**DIRECTIVE**.
Leaving the pictures aside, transcribe every line below exactly.

**DATA SHOWN**.
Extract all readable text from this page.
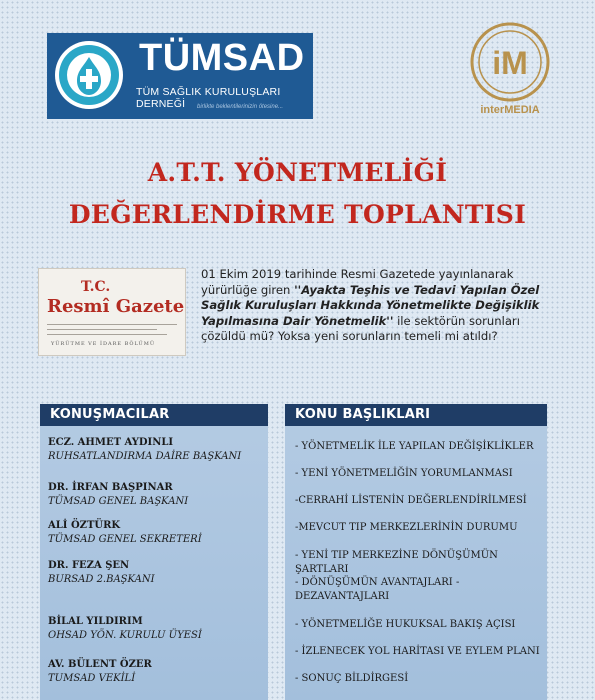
TÜMSAD
TÜM SAĞLIK KURULUŞLARI DERNEĞİ	birlikte beklentilerinizin ötesine...
iM
interMEDIA
A.T.T. YÖNETMELİĞİ
DEĞERLENDİRME TOPLANTISI
T.C.
Resmî Gazete
YÜRÜTME VE İDARE BÖLÜMÜ
01 Ekim 2019 tarihinde Resmi Gazetede yayınlanarak yürürlüğe giren ''Ayakta Teşhis ve Tedavi Yapılan Özel Sağlık Kuruluşları Hakkında Yönetmelikte Değişiklik Yapılmasına Dair Yönetmelik'' ile sektörün sorunları çözüldü mü? Yoksa yeni sorunların temeli mi atıldı?
KONUŞMACILAR
ECZ. AHMET AYDINLI
RUHSATLANDIRMA DAİRE BAŞKANI
DR. İRFAN BAŞPINAR
TÜMSAD GENEL BAŞKANI
ALİ ÖZTÜRK
TÜMSAD GENEL SEKRETERİ
DR. FEZA ŞEN
BURSAD 2.BAŞKANI
BİLAL YILDIRIM
OHSAD YÖN. KURULU ÜYESİ
AV. BÜLENT ÖZER
TUMSAD VEKİLİ
KONU BAŞLIKLARI
- YÖNETMELİK İLE YAPILAN DEĞİŞİKLİKLER
- YENİ YÖNETMELİĞİN YORUMLANMASI
-CERRAHİ LİSTENİN DEĞERLENDİRİLMESİ
-MEVCUT TIP MERKEZLERİNİN DURUMU
- YENİ TIP MERKEZİNE DÖNÜŞÜMÜN ŞARTLARI
- DÖNÜŞÜMÜN AVANTAJLARI - DEZAVANTAJLARI
- YÖNETMELİĞE HUKUKSAL BAKIŞ AÇISI
- İZLENECEK YOL HARİTASI VE EYLEM PLANI
- SONUÇ BİLDİRGESİ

**RESULT FOR THIS EXERCISE**.
Extract all readable text from this page.
TÜMSAD
TÜM SAĞLIK KURULUŞLARI DERNEĞİ	birlikte beklentilerinizin ötesine...
iM
interMEDIA
A.T.T. YÖNETMELİĞİ
DEĞERLENDİRME TOPLANTISI
T.C.
Resmî Gazete
YÜRÜTME VE İDARE BÖLÜMÜ
01 Ekim 2019 tarihinde Resmi Gazetede yayınlanarak yürürlüğe giren ''Ayakta Teşhis ve Tedavi Yapılan Özel Sağlık Kuruluşları Hakkında Yönetmelikte Değişiklik Yapılmasına Dair Yönetmelik'' ile sektörün sorunları çözüldü mü? Yoksa yeni sorunların temeli mi atıldı?
KONUŞMACILAR
ECZ. AHMET AYDINLI
RUHSATLANDIRMA DAİRE BAŞKANI
DR. İRFAN BAŞPINAR
TÜMSAD GENEL BAŞKANI
ALİ ÖZTÜRK
TÜMSAD GENEL SEKRETERİ
DR. FEZA ŞEN
BURSAD 2.BAŞKANI
BİLAL YILDIRIM
OHSAD YÖN. KURULU ÜYESİ
AV. BÜLENT ÖZER
TUMSAD VEKİLİ
KONU BAŞLIKLARI
- YÖNETMELİK İLE YAPILAN DEĞİŞİKLİKLER
- YENİ YÖNETMELİĞİN YORUMLANMASI
-CERRAHİ LİSTENİN DEĞERLENDİRİLMESİ
-MEVCUT TIP MERKEZLERİNİN DURUMU
- YENİ TIP MERKEZİNE DÖNÜŞÜMÜN ŞARTLARI
- DÖNÜŞÜMÜN AVANTAJLARI - DEZAVANTAJLARI
- YÖNETMELİĞE HUKUKSAL BAKIŞ AÇISI
- İZLENECEK YOL HARİTASI VE EYLEM PLANI
- SONUÇ BİLDİRGESİ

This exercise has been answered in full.